What to do: State how many lines of the entries hold the string "heading". Reply with the number alone.

= = =

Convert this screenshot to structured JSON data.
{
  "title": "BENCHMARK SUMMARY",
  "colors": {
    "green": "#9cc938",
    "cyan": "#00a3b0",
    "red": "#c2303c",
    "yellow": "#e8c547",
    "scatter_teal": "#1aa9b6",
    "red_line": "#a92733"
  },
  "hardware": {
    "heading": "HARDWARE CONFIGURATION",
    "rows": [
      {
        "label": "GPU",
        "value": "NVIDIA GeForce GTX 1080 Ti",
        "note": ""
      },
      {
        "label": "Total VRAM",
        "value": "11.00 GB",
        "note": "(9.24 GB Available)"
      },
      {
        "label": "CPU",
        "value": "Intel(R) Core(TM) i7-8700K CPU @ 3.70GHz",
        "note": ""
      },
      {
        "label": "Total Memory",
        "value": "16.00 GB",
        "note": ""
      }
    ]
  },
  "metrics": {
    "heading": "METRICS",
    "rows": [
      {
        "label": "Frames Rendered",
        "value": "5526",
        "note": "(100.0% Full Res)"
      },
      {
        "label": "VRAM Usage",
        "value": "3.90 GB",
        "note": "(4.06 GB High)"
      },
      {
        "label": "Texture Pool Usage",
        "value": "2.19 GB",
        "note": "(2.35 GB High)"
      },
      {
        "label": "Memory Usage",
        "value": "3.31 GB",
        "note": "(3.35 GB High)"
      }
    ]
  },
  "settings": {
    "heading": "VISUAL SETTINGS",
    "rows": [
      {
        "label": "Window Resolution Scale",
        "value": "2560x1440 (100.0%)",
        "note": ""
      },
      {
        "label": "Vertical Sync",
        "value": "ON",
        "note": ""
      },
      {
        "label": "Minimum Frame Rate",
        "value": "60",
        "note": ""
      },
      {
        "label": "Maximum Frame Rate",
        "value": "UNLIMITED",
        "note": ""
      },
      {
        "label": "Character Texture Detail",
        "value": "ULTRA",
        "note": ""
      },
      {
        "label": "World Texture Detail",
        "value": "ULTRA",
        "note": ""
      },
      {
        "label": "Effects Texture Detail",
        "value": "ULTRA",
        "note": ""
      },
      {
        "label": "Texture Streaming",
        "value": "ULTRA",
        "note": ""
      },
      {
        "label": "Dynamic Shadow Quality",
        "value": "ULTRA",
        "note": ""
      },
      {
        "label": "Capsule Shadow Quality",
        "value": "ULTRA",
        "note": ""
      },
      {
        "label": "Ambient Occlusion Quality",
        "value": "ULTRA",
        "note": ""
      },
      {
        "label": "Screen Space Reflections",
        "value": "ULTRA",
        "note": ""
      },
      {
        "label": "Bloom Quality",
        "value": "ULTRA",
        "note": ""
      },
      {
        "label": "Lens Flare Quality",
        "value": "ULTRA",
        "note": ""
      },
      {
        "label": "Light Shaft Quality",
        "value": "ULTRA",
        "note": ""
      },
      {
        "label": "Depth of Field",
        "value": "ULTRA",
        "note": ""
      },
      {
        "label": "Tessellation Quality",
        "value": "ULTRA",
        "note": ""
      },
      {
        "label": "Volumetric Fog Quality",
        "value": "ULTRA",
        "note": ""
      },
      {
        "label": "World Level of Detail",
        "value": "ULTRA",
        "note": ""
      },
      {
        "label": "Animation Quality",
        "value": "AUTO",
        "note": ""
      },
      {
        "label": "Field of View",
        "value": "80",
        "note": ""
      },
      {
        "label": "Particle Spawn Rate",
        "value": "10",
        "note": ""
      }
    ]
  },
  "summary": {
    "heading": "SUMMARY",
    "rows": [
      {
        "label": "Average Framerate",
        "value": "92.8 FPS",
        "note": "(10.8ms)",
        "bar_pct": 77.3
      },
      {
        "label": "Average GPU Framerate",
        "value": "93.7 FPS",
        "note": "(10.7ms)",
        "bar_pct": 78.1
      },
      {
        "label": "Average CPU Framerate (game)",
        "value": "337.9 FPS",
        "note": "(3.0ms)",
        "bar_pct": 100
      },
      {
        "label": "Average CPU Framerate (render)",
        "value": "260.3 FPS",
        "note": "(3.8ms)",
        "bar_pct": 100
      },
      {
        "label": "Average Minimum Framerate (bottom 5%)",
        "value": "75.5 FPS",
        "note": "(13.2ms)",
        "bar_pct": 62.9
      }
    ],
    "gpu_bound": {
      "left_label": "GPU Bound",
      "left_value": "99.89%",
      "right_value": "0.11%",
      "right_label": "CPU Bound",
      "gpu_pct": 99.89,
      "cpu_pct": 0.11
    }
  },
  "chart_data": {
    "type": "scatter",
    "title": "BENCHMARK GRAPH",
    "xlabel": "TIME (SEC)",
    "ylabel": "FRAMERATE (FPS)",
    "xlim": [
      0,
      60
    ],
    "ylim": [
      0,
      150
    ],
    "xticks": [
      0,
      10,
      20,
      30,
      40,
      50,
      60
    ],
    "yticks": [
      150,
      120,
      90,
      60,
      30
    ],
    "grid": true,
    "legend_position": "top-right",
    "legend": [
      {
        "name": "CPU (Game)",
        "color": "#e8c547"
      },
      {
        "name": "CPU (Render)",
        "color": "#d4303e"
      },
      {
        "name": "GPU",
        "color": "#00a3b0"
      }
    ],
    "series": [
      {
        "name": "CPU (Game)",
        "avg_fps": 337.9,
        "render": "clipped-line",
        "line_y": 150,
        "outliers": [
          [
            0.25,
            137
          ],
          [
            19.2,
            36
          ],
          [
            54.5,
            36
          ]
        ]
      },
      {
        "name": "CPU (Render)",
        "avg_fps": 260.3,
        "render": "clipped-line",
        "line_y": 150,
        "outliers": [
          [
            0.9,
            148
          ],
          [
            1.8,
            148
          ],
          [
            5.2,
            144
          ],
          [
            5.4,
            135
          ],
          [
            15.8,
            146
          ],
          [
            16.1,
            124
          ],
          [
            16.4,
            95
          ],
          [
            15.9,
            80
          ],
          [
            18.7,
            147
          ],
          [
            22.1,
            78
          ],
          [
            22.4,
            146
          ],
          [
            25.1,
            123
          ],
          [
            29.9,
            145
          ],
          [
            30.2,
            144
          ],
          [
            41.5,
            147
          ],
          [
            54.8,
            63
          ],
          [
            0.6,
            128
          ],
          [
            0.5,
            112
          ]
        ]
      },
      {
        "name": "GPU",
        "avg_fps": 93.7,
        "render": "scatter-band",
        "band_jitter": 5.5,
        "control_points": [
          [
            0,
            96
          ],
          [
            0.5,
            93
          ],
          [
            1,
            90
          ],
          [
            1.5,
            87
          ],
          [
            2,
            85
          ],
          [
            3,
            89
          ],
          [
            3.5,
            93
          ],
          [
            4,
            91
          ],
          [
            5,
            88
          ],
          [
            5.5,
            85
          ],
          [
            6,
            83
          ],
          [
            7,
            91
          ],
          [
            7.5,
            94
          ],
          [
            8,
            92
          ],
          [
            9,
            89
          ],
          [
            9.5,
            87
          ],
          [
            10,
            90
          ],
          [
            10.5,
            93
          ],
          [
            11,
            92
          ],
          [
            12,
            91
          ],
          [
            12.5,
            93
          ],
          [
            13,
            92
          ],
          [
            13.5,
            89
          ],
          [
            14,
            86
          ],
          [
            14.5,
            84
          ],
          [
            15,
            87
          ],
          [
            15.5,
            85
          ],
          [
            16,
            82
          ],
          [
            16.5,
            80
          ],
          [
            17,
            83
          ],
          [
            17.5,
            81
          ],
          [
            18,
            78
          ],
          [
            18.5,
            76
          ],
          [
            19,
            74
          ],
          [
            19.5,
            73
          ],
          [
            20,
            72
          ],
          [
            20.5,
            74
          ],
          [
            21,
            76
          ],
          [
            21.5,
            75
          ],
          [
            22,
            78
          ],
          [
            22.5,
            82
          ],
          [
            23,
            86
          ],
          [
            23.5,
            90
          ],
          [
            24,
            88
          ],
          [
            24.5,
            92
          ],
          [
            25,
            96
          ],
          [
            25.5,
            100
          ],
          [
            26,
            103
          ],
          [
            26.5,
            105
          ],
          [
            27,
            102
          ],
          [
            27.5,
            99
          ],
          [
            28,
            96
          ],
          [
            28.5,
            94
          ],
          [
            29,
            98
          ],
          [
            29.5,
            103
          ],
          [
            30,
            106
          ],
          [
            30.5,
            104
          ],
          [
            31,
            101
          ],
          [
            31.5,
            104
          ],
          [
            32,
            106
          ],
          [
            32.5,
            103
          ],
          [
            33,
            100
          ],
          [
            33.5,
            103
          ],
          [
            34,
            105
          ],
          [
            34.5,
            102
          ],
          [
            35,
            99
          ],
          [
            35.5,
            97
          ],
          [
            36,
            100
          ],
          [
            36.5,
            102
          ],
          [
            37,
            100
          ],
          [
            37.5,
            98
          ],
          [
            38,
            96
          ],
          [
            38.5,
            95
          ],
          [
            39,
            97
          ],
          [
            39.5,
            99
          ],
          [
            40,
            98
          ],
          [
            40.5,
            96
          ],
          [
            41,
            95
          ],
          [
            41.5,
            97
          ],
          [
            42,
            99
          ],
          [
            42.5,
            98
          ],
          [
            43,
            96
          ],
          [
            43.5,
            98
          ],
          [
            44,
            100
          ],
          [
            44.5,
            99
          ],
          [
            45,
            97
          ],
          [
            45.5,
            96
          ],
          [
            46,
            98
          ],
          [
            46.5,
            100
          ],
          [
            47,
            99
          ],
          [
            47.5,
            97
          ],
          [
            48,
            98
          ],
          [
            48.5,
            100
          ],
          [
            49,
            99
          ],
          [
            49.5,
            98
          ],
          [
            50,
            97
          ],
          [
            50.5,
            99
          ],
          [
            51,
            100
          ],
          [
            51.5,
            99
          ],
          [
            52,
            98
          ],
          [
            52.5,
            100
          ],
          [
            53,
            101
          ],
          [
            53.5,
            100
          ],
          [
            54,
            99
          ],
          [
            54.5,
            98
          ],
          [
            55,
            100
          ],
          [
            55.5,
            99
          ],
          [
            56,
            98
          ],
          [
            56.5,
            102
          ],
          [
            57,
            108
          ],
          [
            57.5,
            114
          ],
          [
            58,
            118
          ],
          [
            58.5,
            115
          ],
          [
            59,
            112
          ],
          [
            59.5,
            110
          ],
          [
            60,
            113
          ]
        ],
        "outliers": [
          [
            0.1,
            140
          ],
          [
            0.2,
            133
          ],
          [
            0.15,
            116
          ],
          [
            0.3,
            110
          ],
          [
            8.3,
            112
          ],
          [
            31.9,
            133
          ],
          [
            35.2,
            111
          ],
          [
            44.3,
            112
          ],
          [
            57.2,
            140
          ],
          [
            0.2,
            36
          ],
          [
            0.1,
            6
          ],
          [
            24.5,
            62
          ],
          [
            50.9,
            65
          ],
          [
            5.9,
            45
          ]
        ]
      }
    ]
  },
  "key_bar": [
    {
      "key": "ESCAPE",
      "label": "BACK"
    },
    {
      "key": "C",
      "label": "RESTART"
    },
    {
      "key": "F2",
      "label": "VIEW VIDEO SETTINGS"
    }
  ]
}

= = =

Result for this task: 4